→ **Given problem**
Gather all lines from the material that contain the word "主要用于".

---------- Exercise input ----------

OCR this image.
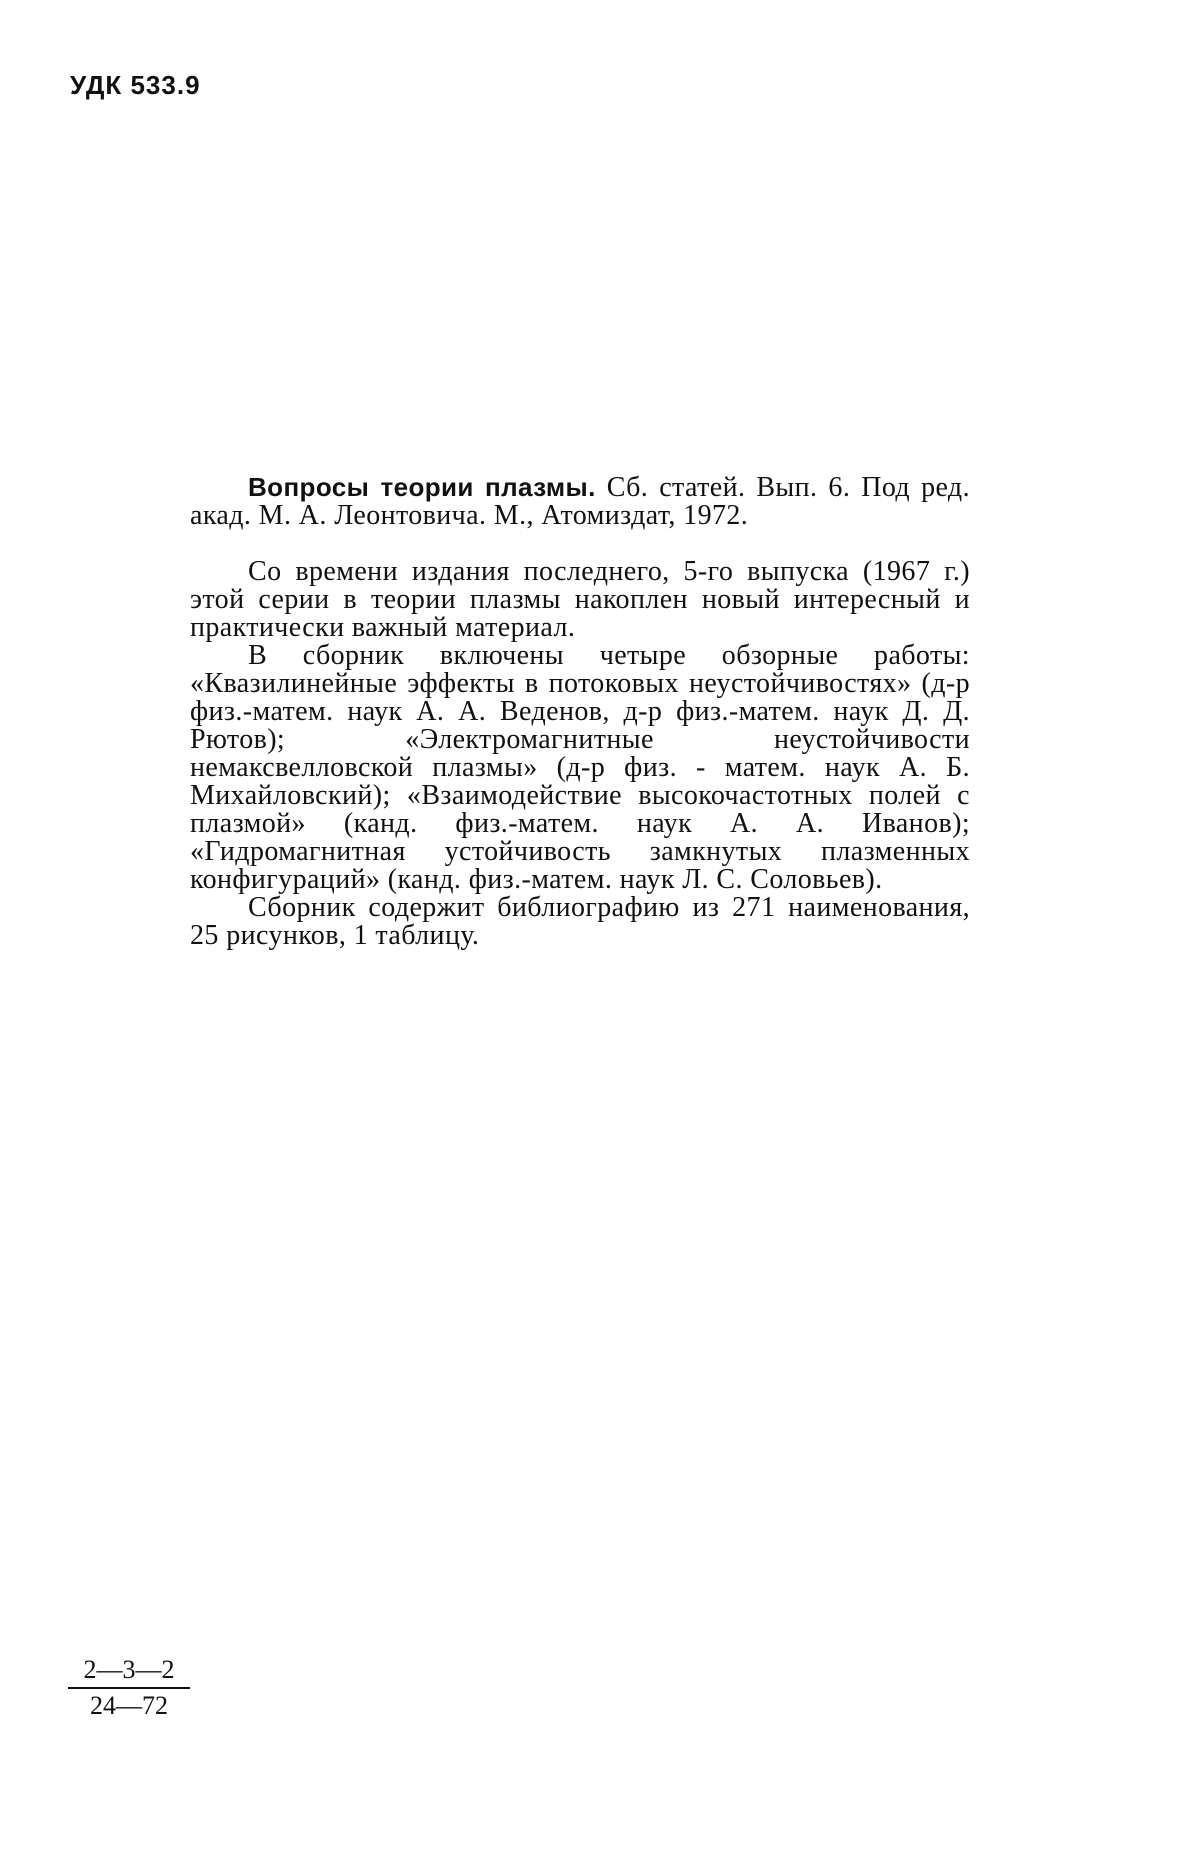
УДК 533.9

Вопросы теории плазмы. Сб. статей. Вып. 6. Под ред. акад. М. А. Леонтовича. М., Атомиздат, 1972.

Со времени издания последнего, 5-го выпуска (1967 г.) этой серии в теории плазмы накоплен новый интересный и практически важный материал.

В сборник включены четыре обзорные работы: «Квазилинейные эффекты в потоковых неустойчивостях» (д-р физ.-матем. наук А. А. Веденов, д-р физ.-матем. наук Д. Д. Рютов); «Электромагнитные неустойчивости немаксвелловской плазмы» (д-р физ. - матем. наук А. Б. Михайловский); «Взаимодействие высокочастотных полей с плазмой» (канд. физ.-матем. наук А. А. Иванов); «Гидромагнитная устойчивость замкнутых плазменных конфигураций» (канд. физ.-матем. наук Л. С. Соловьев).

Сборник содержит библиографию из 271 наименования, 25 рисунков, 1 таблицу.

2—3—2
24—72
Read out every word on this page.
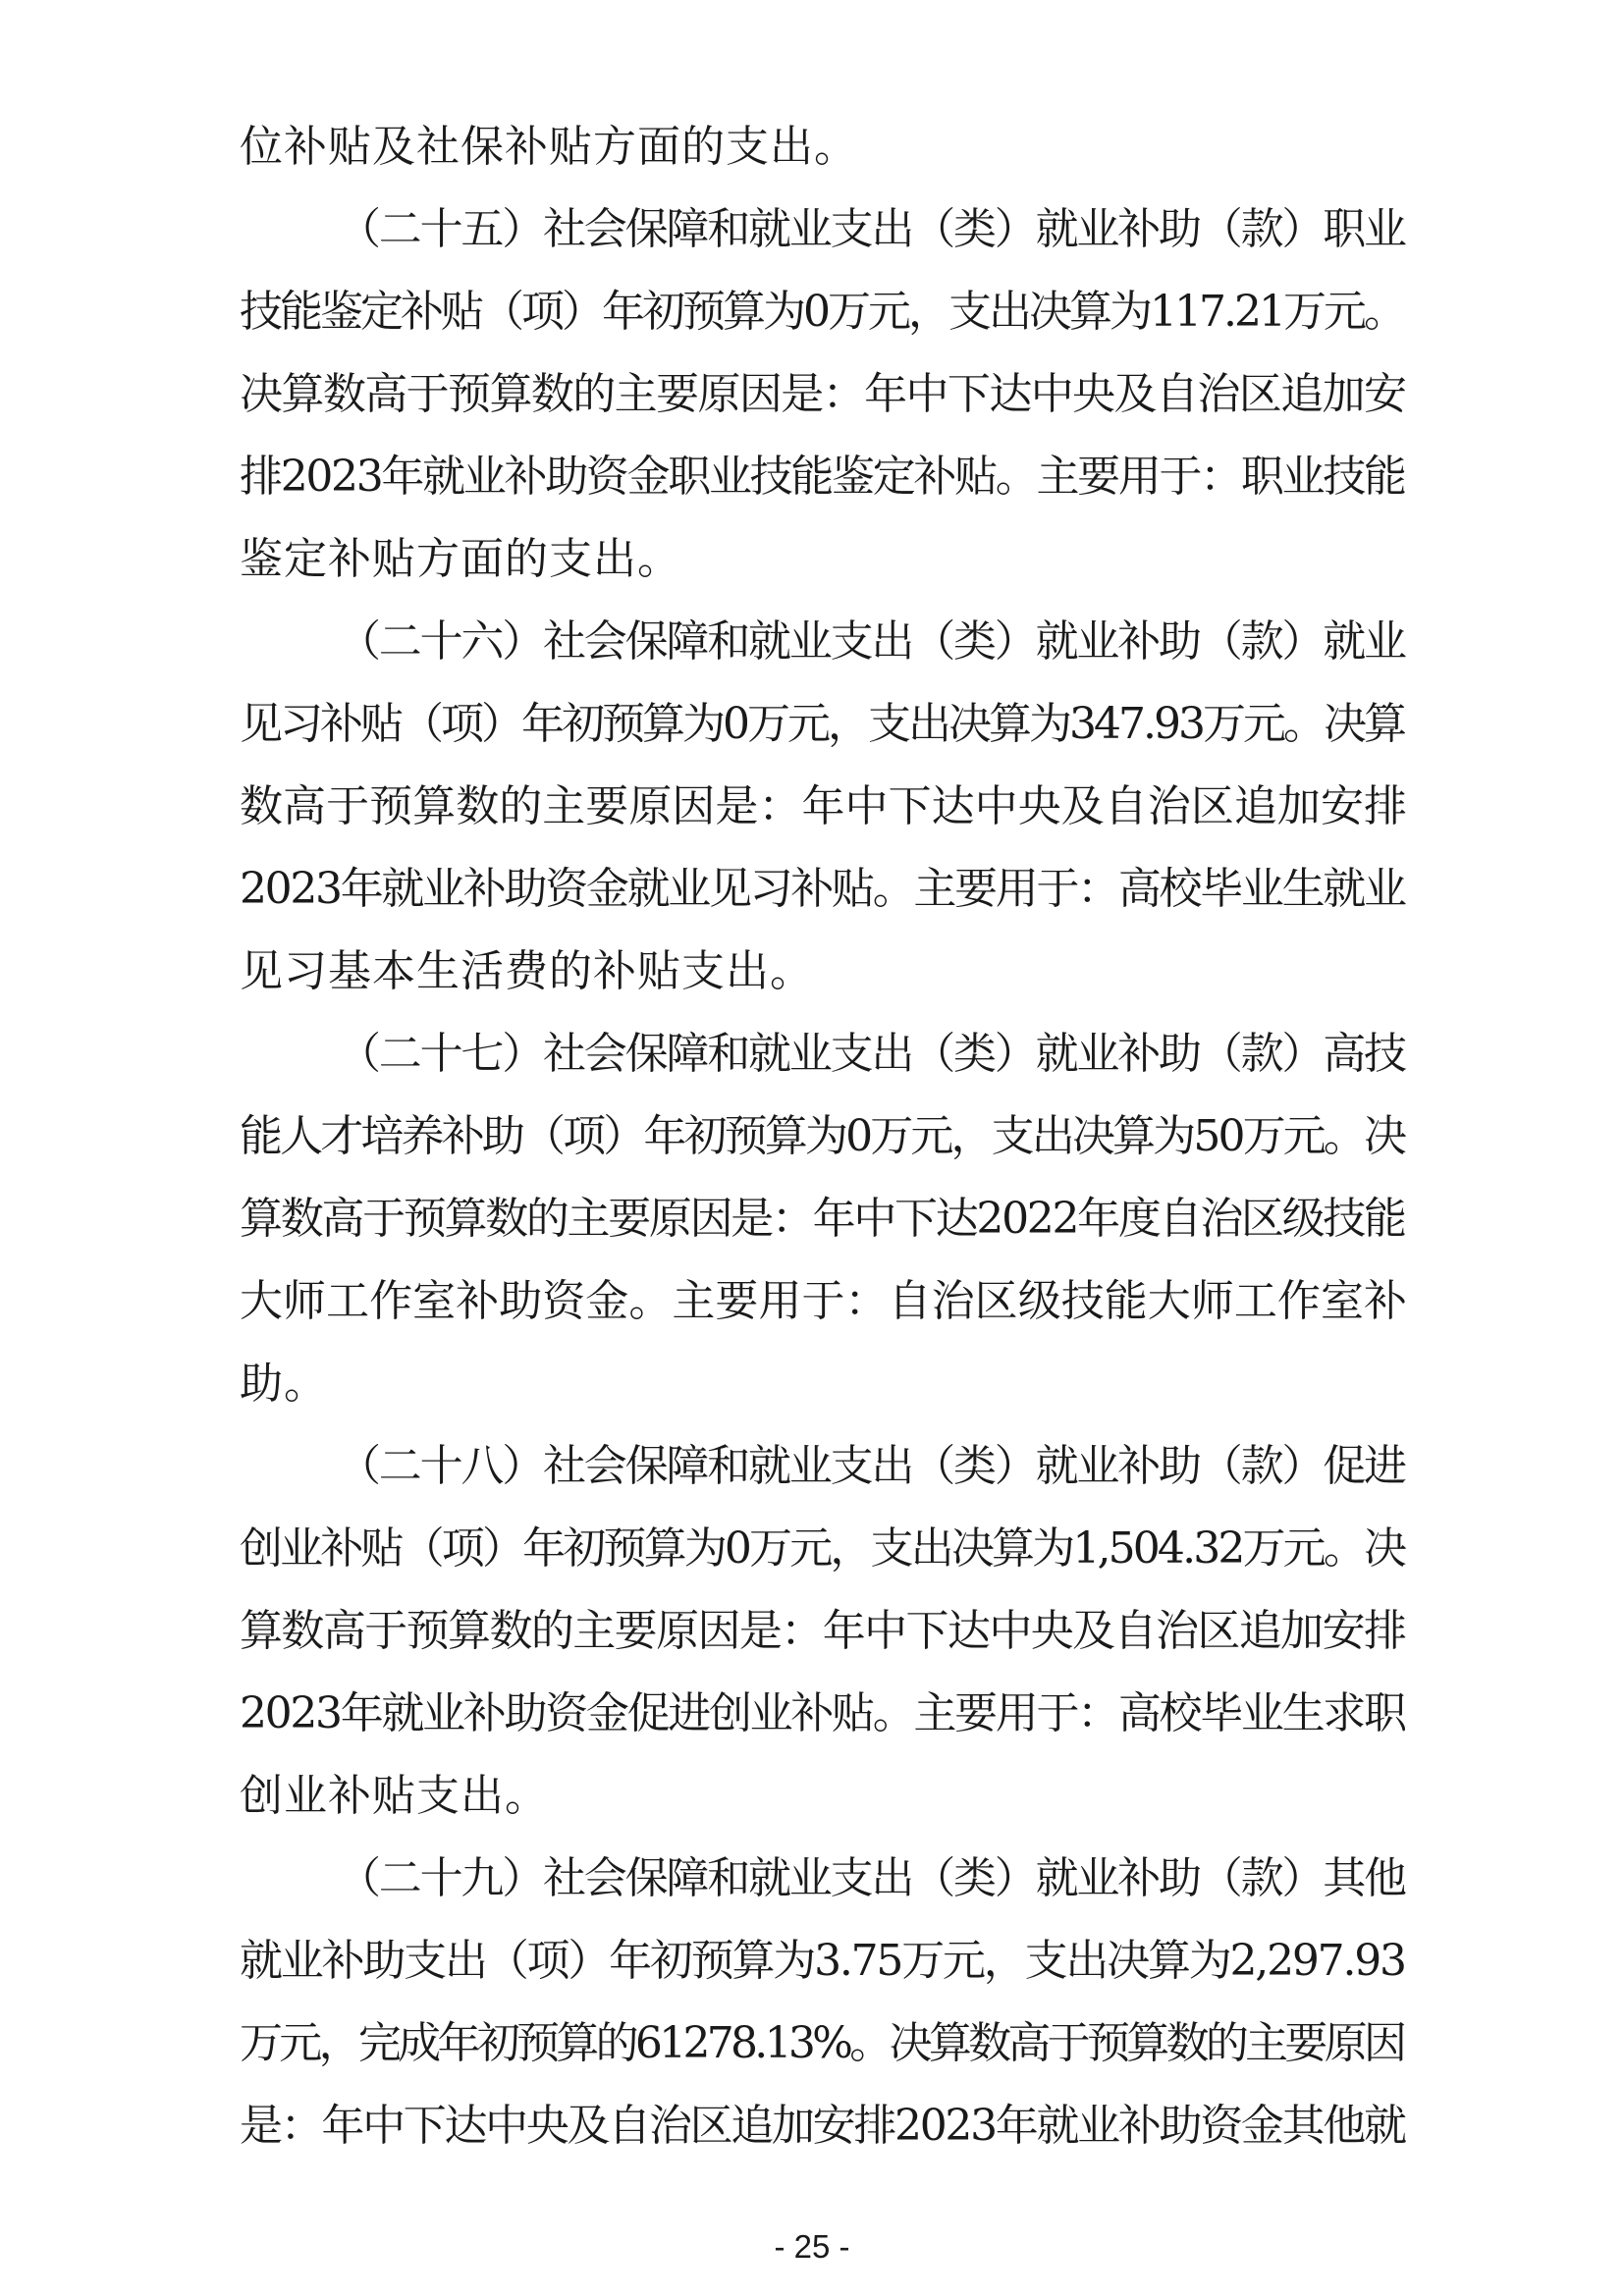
位补贴及社保补贴方面的支出。
（二十五）社会保障和就业支出（类）就业补助（款）职业
技能鉴定补贴（项）年初预算为0万元，支出决算为117.21万元。
决算数高于预算数的主要原因是：年中下达中央及自治区追加安
排2023年就业补助资金职业技能鉴定补贴。主要用于：职业技能
鉴定补贴方面的支出。
（二十六）社会保障和就业支出（类）就业补助（款）就业
见习补贴（项）年初预算为0万元，支出决算为347.93万元。决算
数高于预算数的主要原因是：年中下达中央及自治区追加安排
2023年就业补助资金就业见习补贴。主要用于：高校毕业生就业
见习基本生活费的补贴支出。
（二十七）社会保障和就业支出（类）就业补助（款）高技
能人才培养补助（项）年初预算为0万元，支出决算为50万元。决
算数高于预算数的主要原因是：年中下达2022年度自治区级技能
大师工作室补助资金。主要用于：自治区级技能大师工作室补
助。
（二十八）社会保障和就业支出（类）就业补助（款）促进
创业补贴（项）年初预算为0万元，支出决算为1,504.32万元。决
算数高于预算数的主要原因是：年中下达中央及自治区追加安排
2023年就业补助资金促进创业补贴。主要用于：高校毕业生求职
创业补贴支出。
（二十九）社会保障和就业支出（类）就业补助（款）其他
就业补助支出（项）年初预算为3.75万元，支出决算为2,297.93
万元，完成年初预算的61278.13%。决算数高于预算数的主要原因
是：年中下达中央及自治区追加安排2023年就业补助资金其他就
- 25 -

----------

→ **Answer to this problem**
排2023年就业补助资金职业技能鉴定补贴。主要用于：职业技能
2023年就业补助资金就业见习补贴。主要用于：高校毕业生就业
大师工作室补助资金。主要用于：自治区级技能大师工作室补
2023年就业补助资金促进创业补贴。主要用于：高校毕业生求职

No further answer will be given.